(Recorded data)
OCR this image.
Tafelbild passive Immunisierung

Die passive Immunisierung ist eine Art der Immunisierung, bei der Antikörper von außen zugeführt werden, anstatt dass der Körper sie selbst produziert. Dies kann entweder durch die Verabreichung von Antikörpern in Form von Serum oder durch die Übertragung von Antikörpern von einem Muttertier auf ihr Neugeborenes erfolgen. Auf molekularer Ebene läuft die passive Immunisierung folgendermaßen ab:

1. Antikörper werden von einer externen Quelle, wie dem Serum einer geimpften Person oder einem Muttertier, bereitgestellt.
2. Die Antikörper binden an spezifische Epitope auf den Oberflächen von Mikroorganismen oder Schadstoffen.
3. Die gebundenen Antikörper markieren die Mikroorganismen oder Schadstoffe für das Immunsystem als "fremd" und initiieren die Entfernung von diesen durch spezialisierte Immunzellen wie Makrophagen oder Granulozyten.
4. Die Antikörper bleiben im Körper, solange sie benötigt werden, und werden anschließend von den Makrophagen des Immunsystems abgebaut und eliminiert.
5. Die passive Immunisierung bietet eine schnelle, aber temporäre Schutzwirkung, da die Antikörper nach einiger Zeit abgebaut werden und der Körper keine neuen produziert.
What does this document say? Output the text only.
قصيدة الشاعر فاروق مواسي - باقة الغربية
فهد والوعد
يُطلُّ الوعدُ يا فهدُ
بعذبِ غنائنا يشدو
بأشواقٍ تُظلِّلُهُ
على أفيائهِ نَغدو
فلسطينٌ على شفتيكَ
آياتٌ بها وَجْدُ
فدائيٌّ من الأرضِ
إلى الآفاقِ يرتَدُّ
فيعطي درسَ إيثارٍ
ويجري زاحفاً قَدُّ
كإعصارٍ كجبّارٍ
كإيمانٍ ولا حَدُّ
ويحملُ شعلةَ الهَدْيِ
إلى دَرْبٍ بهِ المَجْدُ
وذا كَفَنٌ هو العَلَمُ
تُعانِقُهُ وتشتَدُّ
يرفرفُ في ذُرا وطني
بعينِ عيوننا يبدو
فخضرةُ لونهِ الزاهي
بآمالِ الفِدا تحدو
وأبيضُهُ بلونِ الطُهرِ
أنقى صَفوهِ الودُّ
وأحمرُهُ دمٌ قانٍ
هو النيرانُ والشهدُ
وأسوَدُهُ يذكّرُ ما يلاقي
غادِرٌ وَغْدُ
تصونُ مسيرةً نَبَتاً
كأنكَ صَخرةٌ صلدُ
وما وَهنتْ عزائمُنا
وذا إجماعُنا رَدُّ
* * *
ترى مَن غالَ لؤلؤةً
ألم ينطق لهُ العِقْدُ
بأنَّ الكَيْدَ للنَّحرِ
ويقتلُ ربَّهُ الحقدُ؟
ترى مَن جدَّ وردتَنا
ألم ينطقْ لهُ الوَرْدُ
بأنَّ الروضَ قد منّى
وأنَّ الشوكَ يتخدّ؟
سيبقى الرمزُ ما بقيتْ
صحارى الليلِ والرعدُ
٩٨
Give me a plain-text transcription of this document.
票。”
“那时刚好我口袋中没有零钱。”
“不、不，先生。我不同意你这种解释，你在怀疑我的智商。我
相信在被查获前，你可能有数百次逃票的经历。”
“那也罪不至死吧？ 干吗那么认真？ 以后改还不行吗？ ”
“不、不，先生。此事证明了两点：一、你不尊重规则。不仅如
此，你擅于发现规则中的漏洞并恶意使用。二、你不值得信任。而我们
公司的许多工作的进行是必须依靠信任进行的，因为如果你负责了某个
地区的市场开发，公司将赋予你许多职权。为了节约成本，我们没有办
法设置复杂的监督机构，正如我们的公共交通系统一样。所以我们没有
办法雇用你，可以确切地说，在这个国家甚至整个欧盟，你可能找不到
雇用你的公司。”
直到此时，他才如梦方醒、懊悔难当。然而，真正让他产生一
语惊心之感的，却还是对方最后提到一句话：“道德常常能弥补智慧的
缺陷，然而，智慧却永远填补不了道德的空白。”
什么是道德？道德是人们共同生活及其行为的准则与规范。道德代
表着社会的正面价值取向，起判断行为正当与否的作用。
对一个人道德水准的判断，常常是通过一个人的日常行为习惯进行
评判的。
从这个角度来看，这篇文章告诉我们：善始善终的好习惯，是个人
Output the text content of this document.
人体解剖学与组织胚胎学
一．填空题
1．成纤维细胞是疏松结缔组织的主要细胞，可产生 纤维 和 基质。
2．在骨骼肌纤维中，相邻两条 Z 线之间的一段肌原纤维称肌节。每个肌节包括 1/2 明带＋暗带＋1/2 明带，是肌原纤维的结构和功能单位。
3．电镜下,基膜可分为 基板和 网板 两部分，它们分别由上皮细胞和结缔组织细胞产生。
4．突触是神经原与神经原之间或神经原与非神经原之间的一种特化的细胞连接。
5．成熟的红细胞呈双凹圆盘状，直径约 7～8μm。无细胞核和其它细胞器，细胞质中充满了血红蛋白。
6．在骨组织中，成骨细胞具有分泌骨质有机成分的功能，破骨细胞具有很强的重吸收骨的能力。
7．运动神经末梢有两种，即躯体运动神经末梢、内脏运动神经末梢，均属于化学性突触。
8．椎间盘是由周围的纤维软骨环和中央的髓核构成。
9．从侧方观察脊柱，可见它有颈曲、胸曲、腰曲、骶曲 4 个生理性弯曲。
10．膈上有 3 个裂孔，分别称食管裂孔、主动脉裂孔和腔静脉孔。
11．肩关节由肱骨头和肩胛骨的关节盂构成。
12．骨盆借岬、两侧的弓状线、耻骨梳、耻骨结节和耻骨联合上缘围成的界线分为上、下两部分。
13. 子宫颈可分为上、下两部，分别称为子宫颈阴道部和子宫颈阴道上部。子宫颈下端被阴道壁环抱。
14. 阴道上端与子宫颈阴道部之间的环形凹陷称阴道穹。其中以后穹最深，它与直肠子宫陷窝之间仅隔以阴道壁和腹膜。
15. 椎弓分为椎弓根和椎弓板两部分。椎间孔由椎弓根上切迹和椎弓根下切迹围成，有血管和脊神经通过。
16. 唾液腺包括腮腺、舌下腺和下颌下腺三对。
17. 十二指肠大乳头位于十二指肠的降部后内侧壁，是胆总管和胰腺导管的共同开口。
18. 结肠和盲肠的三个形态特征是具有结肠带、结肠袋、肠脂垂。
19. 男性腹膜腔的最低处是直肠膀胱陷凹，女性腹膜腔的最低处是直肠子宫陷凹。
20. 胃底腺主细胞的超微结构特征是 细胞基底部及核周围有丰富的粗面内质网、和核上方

### [Task objective]
Exactly reproduce all of the entries.

### [Worked solution]
OCR this image.
Tafelbild passive Immunisierung

Die passive Immunisierung ist eine Art der Immunisierung, bei der Antikörper von außen zugeführt werden, anstatt dass der Körper sie selbst produziert. Dies kann entweder durch die Verabreichung von Antikörpern in Form von Serum oder durch die Übertragung von Antikörpern von einem Muttertier auf ihr Neugeborenes erfolgen. Auf molekularer Ebene läuft die passive Immunisierung folgendermaßen ab:

1. Antikörper werden von einer externen Quelle, wie dem Serum einer geimpften Person oder einem Muttertier, bereitgestellt.
2. Die Antikörper binden an spezifische Epitope auf den Oberflächen von Mikroorganismen oder Schadstoffen.
3. Die gebundenen Antikörper markieren die Mikroorganismen oder Schadstoffe für das Immunsystem als "fremd" und initiieren die Entfernung von diesen durch spezialisierte Immunzellen wie Makrophagen oder Granulozyten.
4. Die Antikörper bleiben im Körper, solange sie benötigt werden, und werden anschließend von den Makrophagen des Immunsystems abgebaut und eliminiert.
5. Die passive Immunisierung bietet eine schnelle, aber temporäre Schutzwirkung, da die Antikörper nach einiger Zeit abgebaut werden und der Körper keine neuen produziert.
What does this document say? Output the text only.
قصيدة الشاعر فاروق مواسي - باقة الغربية
فهد والوعد
يُطلُّ الوعدُ يا فهدُ
بعذبِ غنائنا يشدو
بأشواقٍ تُظلِّلُهُ
على أفيائهِ نَغدو
فلسطينٌ على شفتيكَ
آياتٌ بها وَجْدُ
فدائيٌّ من الأرضِ
إلى الآفاقِ يرتَدُّ
فيعطي درسَ إيثارٍ
ويجري زاحفاً قَدُّ
كإعصارٍ كجبّارٍ
كإيمانٍ ولا حَدُّ
ويحملُ شعلةَ الهَدْيِ
إلى دَرْبٍ بهِ المَجْدُ
وذا كَفَنٌ هو العَلَمُ
تُعانِقُهُ وتشتَدُّ
يرفرفُ في ذُرا وطني
بعينِ عيوننا يبدو
فخضرةُ لونهِ الزاهي
بآمالِ الفِدا تحدو
وأبيضُهُ بلونِ الطُهرِ
أنقى صَفوهِ الودُّ
وأحمرُهُ دمٌ قانٍ
هو النيرانُ والشهدُ
وأسوَدُهُ يذكّرُ ما يلاقي
غادِرٌ وَغْدُ
تصونُ مسيرةً نَبَتاً
كأنكَ صَخرةٌ صلدُ
وما وَهنتْ عزائمُنا
وذا إجماعُنا رَدُّ
* * *
ترى مَن غالَ لؤلؤةً
ألم ينطق لهُ العِقْدُ
بأنَّ الكَيْدَ للنَّحرِ
ويقتلُ ربَّهُ الحقدُ؟
ترى مَن جدَّ وردتَنا
ألم ينطقْ لهُ الوَرْدُ
بأنَّ الروضَ قد منّى
وأنَّ الشوكَ يتخدّ؟
سيبقى الرمزُ ما بقيتْ
صحارى الليلِ والرعدُ
٩٨
Give me a plain-text transcription of this document.
票。”
“那时刚好我口袋中没有零钱。”
“不、不，先生。我不同意你这种解释，你在怀疑我的智商。我
相信在被查获前，你可能有数百次逃票的经历。”
“那也罪不至死吧？ 干吗那么认真？ 以后改还不行吗？ ”
“不、不，先生。此事证明了两点：一、你不尊重规则。不仅如
此，你擅于发现规则中的漏洞并恶意使用。二、你不值得信任。而我们
公司的许多工作的进行是必须依靠信任进行的，因为如果你负责了某个
地区的市场开发，公司将赋予你许多职权。为了节约成本，我们没有办
法设置复杂的监督机构，正如我们的公共交通系统一样。所以我们没有
办法雇用你，可以确切地说，在这个国家甚至整个欧盟，你可能找不到
雇用你的公司。”
直到此时，他才如梦方醒、懊悔难当。然而，真正让他产生一
语惊心之感的，却还是对方最后提到一句话：“道德常常能弥补智慧的
缺陷，然而，智慧却永远填补不了道德的空白。”
什么是道德？道德是人们共同生活及其行为的准则与规范。道德代
表着社会的正面价值取向，起判断行为正当与否的作用。
对一个人道德水准的判断，常常是通过一个人的日常行为习惯进行
评判的。
从这个角度来看，这篇文章告诉我们：善始善终的好习惯，是个人
Output the text content of this document.
人体解剖学与组织胚胎学
一．填空题
1．成纤维细胞是疏松结缔组织的主要细胞，可产生 纤维 和 基质。
2．在骨骼肌纤维中，相邻两条 Z 线之间的一段肌原纤维称肌节。每个肌节包括 1/2 明带＋暗带＋1/2 明带，是肌原纤维的结构和功能单位。
3．电镜下,基膜可分为 基板和 网板 两部分，它们分别由上皮细胞和结缔组织细胞产生。
4．突触是神经原与神经原之间或神经原与非神经原之间的一种特化的细胞连接。
5．成熟的红细胞呈双凹圆盘状，直径约 7～8μm。无细胞核和其它细胞器，细胞质中充满了血红蛋白。
6．在骨组织中，成骨细胞具有分泌骨质有机成分的功能，破骨细胞具有很强的重吸收骨的能力。
7．运动神经末梢有两种，即躯体运动神经末梢、内脏运动神经末梢，均属于化学性突触。
8．椎间盘是由周围的纤维软骨环和中央的髓核构成。
9．从侧方观察脊柱，可见它有颈曲、胸曲、腰曲、骶曲 4 个生理性弯曲。
10．膈上有 3 个裂孔，分别称食管裂孔、主动脉裂孔和腔静脉孔。
11．肩关节由肱骨头和肩胛骨的关节盂构成。
12．骨盆借岬、两侧的弓状线、耻骨梳、耻骨结节和耻骨联合上缘围成的界线分为上、下两部分。
13. 子宫颈可分为上、下两部，分别称为子宫颈阴道部和子宫颈阴道上部。子宫颈下端被阴道壁环抱。
14. 阴道上端与子宫颈阴道部之间的环形凹陷称阴道穹。其中以后穹最深，它与直肠子宫陷窝之间仅隔以阴道壁和腹膜。
15. 椎弓分为椎弓根和椎弓板两部分。椎间孔由椎弓根上切迹和椎弓根下切迹围成，有血管和脊神经通过。
16. 唾液腺包括腮腺、舌下腺和下颌下腺三对。
17. 十二指肠大乳头位于十二指肠的降部后内侧壁，是胆总管和胰腺导管的共同开口。
18. 结肠和盲肠的三个形态特征是具有结肠带、结肠袋、肠脂垂。
19. 男性腹膜腔的最低处是直肠膀胱陷凹，女性腹膜腔的最低处是直肠子宫陷凹。
20. 胃底腺主细胞的超微结构特征是 细胞基底部及核周围有丰富的粗面内质网、和核上方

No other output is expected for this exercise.